REQUIREMENTS
Every line below should be copied exactly; drop the pictures.

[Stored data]
= = = = =
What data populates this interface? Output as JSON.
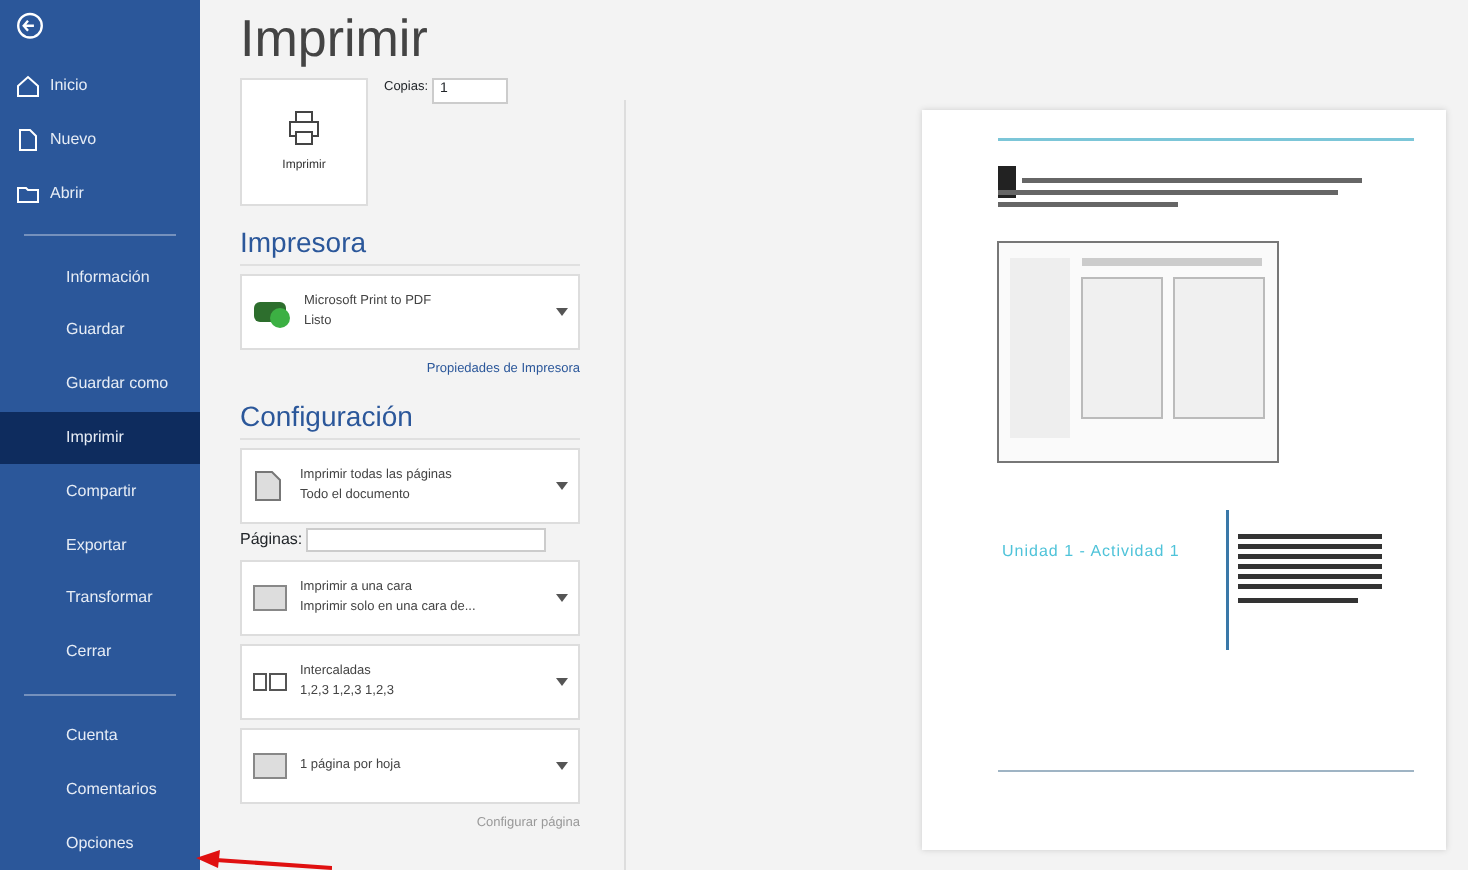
{
  "sidebar": {
    "top_items": [
      {
        "label": "Inicio",
        "kind": "home"
      },
      {
        "label": "Nuevo",
        "kind": "new"
      },
      {
        "label": "Abrir",
        "kind": "open"
      }
    ],
    "items": [
      {
        "label": "Información",
        "selected": false
      },
      {
        "label": "Guardar",
        "selected": false
      },
      {
        "label": "Guardar como",
        "selected": false
      },
      {
        "label": "Imprimir",
        "selected": true
      },
      {
        "label": "Compartir",
        "selected": false
      },
      {
        "label": "Exportar",
        "selected": false
      },
      {
        "label": "Transformar",
        "selected": false
      },
      {
        "label": "Cerrar",
        "selected": false
      }
    ],
    "bottom_items": [
      {
        "label": "Cuenta"
      },
      {
        "label": "Comentarios"
      },
      {
        "label": "Opciones"
      }
    ]
  },
  "title": "Imprimir",
  "print_button": "Imprimir",
  "copies": {
    "label": "Copias:",
    "value": "1"
  },
  "printer": {
    "heading": "Impresora",
    "name": "Microsoft Print to PDF",
    "status": "Listo",
    "properties_link": "Propiedades de Impresora"
  },
  "settings": {
    "heading": "Configuración",
    "items": [
      {
        "kind": "pages",
        "main": "Imprimir todas las páginas",
        "sub": "Todo el documento"
      },
      {
        "kind": "field",
        "label": "Páginas:"
      },
      {
        "kind": "sides",
        "main": "Imprimir a una cara",
        "sub": "Imprimir solo en una cara de..."
      },
      {
        "kind": "collate",
        "main": "Intercaladas",
        "sub": "1,2,3   1,2,3   1,2,3"
      },
      {
        "kind": "persheet",
        "main": "1 página por hoja"
      }
    ],
    "page_setup_link": "Configurar página"
  },
  "preview": {
    "title": "Unidad 1 - Actividad 1"
  }
}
= = = = =
SOLUTION FOR THIS PROBLEM
What data populates this interface? Output as JSON.
{
  "sidebar": {
    "top_items": [
      {
        "label": "Inicio",
        "kind": "home"
      },
      {
        "label": "Nuevo",
        "kind": "new"
      },
      {
        "label": "Abrir",
        "kind": "open"
      }
    ],
    "items": [
      {
        "label": "Información",
        "selected": false
      },
      {
        "label": "Guardar",
        "selected": false
      },
      {
        "label": "Guardar como",
        "selected": false
      },
      {
        "label": "Imprimir",
        "selected": true
      },
      {
        "label": "Compartir",
        "selected": false
      },
      {
        "label": "Exportar",
        "selected": false
      },
      {
        "label": "Transformar",
        "selected": false
      },
      {
        "label": "Cerrar",
        "selected": false
      }
    ],
    "bottom_items": [
      {
        "label": "Cuenta"
      },
      {
        "label": "Comentarios"
      },
      {
        "label": "Opciones"
      }
    ]
  },
  "title": "Imprimir",
  "print_button": "Imprimir",
  "copies": {
    "label": "Copias:",
    "value": "1"
  },
  "printer": {
    "heading": "Impresora",
    "name": "Microsoft Print to PDF",
    "status": "Listo",
    "properties_link": "Propiedades de Impresora"
  },
  "settings": {
    "heading": "Configuración",
    "items": [
      {
        "kind": "pages",
        "main": "Imprimir todas las páginas",
        "sub": "Todo el documento"
      },
      {
        "kind": "field",
        "label": "Páginas:"
      },
      {
        "kind": "sides",
        "main": "Imprimir a una cara",
        "sub": "Imprimir solo en una cara de..."
      },
      {
        "kind": "collate",
        "main": "Intercaladas",
        "sub": "1,2,3   1,2,3   1,2,3"
      },
      {
        "kind": "persheet",
        "main": "1 página por hoja"
      }
    ],
    "page_setup_link": "Configurar página"
  },
  "preview": {
    "title": "Unidad 1 - Actividad 1"
  }
}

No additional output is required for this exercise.